_Data supplied:_
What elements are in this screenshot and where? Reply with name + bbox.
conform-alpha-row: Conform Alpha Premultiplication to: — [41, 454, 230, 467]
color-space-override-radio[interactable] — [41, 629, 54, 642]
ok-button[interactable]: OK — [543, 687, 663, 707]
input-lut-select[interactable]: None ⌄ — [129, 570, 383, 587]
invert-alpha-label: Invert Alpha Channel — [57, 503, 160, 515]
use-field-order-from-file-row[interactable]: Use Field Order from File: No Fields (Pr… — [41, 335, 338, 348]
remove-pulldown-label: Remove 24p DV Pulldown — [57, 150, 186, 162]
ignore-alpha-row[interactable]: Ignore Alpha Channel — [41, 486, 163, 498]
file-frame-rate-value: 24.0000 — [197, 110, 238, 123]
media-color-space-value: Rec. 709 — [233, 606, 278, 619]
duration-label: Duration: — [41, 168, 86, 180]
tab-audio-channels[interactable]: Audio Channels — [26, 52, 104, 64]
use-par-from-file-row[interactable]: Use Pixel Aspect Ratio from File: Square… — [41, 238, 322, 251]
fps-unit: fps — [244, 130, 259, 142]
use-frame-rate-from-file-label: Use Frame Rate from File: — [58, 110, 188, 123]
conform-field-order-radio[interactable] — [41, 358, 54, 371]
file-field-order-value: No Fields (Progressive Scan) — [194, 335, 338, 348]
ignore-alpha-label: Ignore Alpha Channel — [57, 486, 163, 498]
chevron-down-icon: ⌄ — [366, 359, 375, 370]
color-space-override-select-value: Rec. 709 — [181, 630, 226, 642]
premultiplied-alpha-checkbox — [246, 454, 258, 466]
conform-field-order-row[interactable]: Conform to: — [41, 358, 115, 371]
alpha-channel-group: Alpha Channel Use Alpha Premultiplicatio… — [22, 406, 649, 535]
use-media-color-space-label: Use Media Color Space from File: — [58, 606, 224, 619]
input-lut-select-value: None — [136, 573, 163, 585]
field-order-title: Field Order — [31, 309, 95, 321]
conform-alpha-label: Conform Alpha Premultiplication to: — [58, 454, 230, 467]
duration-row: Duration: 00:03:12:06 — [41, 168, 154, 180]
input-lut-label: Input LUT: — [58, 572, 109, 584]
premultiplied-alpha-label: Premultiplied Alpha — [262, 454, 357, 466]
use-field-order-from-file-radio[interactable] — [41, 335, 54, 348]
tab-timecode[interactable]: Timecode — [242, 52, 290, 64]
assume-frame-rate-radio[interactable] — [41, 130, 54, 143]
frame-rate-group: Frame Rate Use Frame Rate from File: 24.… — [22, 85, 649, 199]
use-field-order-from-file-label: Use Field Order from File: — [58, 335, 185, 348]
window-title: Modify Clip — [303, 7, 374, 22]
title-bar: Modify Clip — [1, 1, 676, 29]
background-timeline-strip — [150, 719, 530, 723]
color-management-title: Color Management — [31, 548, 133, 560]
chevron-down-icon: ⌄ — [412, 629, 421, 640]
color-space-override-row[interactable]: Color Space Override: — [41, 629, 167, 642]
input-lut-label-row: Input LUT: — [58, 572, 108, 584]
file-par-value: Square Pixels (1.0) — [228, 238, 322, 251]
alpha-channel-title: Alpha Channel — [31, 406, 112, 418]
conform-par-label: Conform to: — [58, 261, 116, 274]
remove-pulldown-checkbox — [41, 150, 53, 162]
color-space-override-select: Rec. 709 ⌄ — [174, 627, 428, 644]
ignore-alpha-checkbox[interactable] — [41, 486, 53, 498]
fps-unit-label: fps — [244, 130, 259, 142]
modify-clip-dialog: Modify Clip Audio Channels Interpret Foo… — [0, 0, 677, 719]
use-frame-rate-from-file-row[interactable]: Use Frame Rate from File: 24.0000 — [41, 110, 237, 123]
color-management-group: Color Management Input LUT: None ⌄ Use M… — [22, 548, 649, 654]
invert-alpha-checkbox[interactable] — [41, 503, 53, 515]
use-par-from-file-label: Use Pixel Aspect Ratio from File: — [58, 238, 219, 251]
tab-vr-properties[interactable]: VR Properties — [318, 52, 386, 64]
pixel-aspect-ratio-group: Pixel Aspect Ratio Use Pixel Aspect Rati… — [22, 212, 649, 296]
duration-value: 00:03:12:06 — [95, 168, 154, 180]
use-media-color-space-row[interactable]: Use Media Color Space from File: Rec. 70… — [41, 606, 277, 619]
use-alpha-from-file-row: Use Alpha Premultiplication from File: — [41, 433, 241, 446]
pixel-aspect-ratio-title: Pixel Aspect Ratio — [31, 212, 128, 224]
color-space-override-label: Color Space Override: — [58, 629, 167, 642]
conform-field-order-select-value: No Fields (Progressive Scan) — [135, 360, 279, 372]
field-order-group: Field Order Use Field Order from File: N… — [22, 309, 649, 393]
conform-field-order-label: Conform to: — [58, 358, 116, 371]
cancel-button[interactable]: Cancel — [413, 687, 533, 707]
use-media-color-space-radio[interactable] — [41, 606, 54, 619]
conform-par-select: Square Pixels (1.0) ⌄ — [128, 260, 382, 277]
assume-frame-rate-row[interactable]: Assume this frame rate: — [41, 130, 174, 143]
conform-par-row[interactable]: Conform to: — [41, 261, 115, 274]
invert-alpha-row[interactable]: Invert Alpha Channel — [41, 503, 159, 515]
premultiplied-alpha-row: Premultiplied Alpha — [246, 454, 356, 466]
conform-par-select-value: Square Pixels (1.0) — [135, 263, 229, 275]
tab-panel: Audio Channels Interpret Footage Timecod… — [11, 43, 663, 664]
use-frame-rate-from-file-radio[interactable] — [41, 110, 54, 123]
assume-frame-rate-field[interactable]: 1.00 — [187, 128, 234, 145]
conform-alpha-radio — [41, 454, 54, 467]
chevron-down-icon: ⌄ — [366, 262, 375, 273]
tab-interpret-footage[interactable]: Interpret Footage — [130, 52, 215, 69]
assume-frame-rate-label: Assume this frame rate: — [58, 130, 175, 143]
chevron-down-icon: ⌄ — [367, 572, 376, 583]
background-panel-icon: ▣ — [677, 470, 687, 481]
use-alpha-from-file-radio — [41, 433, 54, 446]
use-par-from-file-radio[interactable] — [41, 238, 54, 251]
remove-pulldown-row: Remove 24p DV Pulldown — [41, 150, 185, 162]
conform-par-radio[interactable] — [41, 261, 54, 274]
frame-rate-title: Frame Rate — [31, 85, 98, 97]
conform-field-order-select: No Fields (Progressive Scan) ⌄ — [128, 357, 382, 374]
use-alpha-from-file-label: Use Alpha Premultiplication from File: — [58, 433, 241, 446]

_Description of the task:_
Please print the material above word for word, starting at its very beginning and going on through the line with "chevron-down-icon: ⌄ — [366, 359, 375, 370]".

_Final result:_
What elements are in this screenshot and where? Reply with name + bbox.
conform-alpha-row: Conform Alpha Premultiplication to: — [41, 454, 230, 467]
color-space-override-radio[interactable] — [41, 629, 54, 642]
ok-button[interactable]: OK — [543, 687, 663, 707]
input-lut-select[interactable]: None ⌄ — [129, 570, 383, 587]
invert-alpha-label: Invert Alpha Channel — [57, 503, 160, 515]
use-field-order-from-file-row[interactable]: Use Field Order from File: No Fields (Pr… — [41, 335, 338, 348]
remove-pulldown-label: Remove 24p DV Pulldown — [57, 150, 186, 162]
ignore-alpha-row[interactable]: Ignore Alpha Channel — [41, 486, 163, 498]
file-frame-rate-value: 24.0000 — [197, 110, 238, 123]
media-color-space-value: Rec. 709 — [233, 606, 278, 619]
duration-label: Duration: — [41, 168, 86, 180]
tab-audio-channels[interactable]: Audio Channels — [26, 52, 104, 64]
use-par-from-file-row[interactable]: Use Pixel Aspect Ratio from File: Square… — [41, 238, 322, 251]
fps-unit: fps — [244, 130, 259, 142]
use-frame-rate-from-file-label: Use Frame Rate from File: — [58, 110, 188, 123]
conform-field-order-radio[interactable] — [41, 358, 54, 371]
file-field-order-value: No Fields (Progressive Scan) — [194, 335, 338, 348]
ignore-alpha-label: Ignore Alpha Channel — [57, 486, 163, 498]
chevron-down-icon: ⌄ — [366, 359, 375, 370]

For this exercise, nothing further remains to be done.